----- EXCERPT TO READ

I managed to cross a few films off the 1001 Movies You Must See Before You Die list this time, although two of them were US films by directors whose works I don’t especially like – and no, I don’t understand how the films made the list in the first place. This post also marks my first Singaporean film, wihch I stumbled across on eBay and which seemed intriguing enough to buy. The seller contacted me to point out the DVD was region 3, but I replied I’d bought a multi-region Blu-ray specifically because I want to watch DVDs and Blu-rays from other regions. This post has my first Jordanian film too – although I’m fairly sure this is a Jordanian film for the international market, rather than the Arabic-language market.

----------
----- DATA SUPPLIED

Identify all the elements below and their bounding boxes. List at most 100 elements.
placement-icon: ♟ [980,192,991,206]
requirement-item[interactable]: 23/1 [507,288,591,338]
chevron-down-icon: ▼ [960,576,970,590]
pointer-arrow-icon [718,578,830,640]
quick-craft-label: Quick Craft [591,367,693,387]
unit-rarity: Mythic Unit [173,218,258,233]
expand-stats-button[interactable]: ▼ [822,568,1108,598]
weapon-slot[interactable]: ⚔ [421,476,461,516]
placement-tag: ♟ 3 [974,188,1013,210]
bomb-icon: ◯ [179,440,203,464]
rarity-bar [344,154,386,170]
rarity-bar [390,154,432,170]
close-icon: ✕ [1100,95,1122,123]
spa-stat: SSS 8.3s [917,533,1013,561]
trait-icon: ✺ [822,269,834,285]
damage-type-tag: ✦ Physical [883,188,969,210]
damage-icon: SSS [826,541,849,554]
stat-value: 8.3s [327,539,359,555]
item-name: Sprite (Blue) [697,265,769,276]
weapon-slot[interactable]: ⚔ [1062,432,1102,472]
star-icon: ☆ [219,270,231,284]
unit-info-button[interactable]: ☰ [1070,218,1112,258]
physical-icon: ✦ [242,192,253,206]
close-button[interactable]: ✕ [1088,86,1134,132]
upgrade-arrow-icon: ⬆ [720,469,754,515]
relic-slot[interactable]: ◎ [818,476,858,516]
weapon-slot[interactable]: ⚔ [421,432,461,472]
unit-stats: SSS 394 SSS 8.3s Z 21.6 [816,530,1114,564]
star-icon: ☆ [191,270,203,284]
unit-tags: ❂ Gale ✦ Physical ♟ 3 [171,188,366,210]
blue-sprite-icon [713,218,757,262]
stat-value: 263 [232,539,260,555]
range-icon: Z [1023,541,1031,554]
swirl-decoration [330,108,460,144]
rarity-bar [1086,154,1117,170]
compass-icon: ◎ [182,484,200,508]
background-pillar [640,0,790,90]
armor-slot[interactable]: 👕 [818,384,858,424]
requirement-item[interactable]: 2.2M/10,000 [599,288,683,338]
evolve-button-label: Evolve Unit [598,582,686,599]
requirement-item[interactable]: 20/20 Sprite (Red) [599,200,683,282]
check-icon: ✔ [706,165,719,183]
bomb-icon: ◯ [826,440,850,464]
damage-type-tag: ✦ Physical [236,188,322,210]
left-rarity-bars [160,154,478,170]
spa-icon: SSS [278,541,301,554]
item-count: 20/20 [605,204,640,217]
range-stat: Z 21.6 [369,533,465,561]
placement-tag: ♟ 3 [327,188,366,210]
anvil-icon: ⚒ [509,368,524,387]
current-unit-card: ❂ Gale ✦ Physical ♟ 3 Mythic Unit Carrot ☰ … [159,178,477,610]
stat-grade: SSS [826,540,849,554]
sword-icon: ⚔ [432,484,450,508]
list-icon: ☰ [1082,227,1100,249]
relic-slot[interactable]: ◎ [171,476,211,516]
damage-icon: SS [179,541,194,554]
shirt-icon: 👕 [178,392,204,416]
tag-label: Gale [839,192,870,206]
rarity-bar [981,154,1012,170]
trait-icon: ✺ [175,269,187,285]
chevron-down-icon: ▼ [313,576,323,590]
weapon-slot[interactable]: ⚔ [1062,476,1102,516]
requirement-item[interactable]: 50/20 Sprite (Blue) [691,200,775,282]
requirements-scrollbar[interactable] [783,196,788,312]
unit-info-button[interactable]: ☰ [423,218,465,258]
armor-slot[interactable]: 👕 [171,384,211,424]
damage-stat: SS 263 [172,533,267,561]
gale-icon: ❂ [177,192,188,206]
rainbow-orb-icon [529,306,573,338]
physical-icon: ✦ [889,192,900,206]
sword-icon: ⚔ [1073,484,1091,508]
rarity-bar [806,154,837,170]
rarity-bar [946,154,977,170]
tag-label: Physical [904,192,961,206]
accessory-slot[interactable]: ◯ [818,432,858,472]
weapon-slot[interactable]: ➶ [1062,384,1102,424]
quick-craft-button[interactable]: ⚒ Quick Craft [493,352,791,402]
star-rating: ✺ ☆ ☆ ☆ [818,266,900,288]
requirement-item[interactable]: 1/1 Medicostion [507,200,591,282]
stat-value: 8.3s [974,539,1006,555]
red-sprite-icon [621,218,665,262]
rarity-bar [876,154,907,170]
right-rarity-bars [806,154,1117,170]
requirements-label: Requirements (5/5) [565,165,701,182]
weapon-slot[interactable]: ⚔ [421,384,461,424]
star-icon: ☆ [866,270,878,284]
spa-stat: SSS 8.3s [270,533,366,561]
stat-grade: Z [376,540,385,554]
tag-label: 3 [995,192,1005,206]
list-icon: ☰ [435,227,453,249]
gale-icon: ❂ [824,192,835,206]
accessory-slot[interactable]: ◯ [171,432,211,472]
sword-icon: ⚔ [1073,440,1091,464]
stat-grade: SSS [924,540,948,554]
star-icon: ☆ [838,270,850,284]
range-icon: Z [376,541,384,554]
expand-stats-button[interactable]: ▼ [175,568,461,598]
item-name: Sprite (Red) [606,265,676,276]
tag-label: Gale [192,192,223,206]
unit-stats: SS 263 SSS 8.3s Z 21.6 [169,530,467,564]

----------

- **WHAT YOU WILL DO**:
[a] Which national origins of films does the film post mention?
[b] Convert everything in the entries, from their very first line down to the line containing "upgrade-arrow-icon: ⬆ [720,469,754,515]", into a numbered list, leaving out any blank lines.
None of the entries relate to the film post.

- **OUTPUTS**:
[a] US, Singaporean, Jordanian

[b]
1. Identify all the elements below and their bounding boxes. List at most 100 elements.
2. placement-icon: ♟ [980,192,991,206]
3. requirement-item[interactable]: 23/1 [507,288,591,338]
4. chevron-down-icon: ▼ [960,576,970,590]
5. pointer-arrow-icon [718,578,830,640]
6. quick-craft-label: Quick Craft [591,367,693,387]
7. unit-rarity: Mythic Unit [173,218,258,233]
8. expand-stats-button[interactable]: ▼ [822,568,1108,598]
9. weapon-slot[interactable]: ⚔ [421,476,461,516]
10. placement-tag: ♟ 3 [974,188,1013,210]
11. bomb-icon: ◯ [179,440,203,464]
12. rarity-bar [344,154,386,170]
13. rarity-bar [390,154,432,170]
14. close-icon: ✕ [1100,95,1122,123]
15. spa-stat: SSS 8.3s [917,533,1013,561]
16. trait-icon: ✺ [822,269,834,285]
17. damage-type-tag: ✦ Physical [883,188,969,210]
18. damage-icon: SSS [826,541,849,554]
19. stat-value: 8.3s [327,539,359,555]
20. item-name: Sprite (Blue) [697,265,769,276]
21. weapon-slot[interactable]: ⚔ [1062,432,1102,472]
22. star-icon: ☆ [219,270,231,284]
23. unit-info-button[interactable]: ☰ [1070,218,1112,258]
24. physical-icon: ✦ [242,192,253,206]
25. close-button[interactable]: ✕ [1088,86,1134,132]
26. upgrade-arrow-icon: ⬆ [720,469,754,515]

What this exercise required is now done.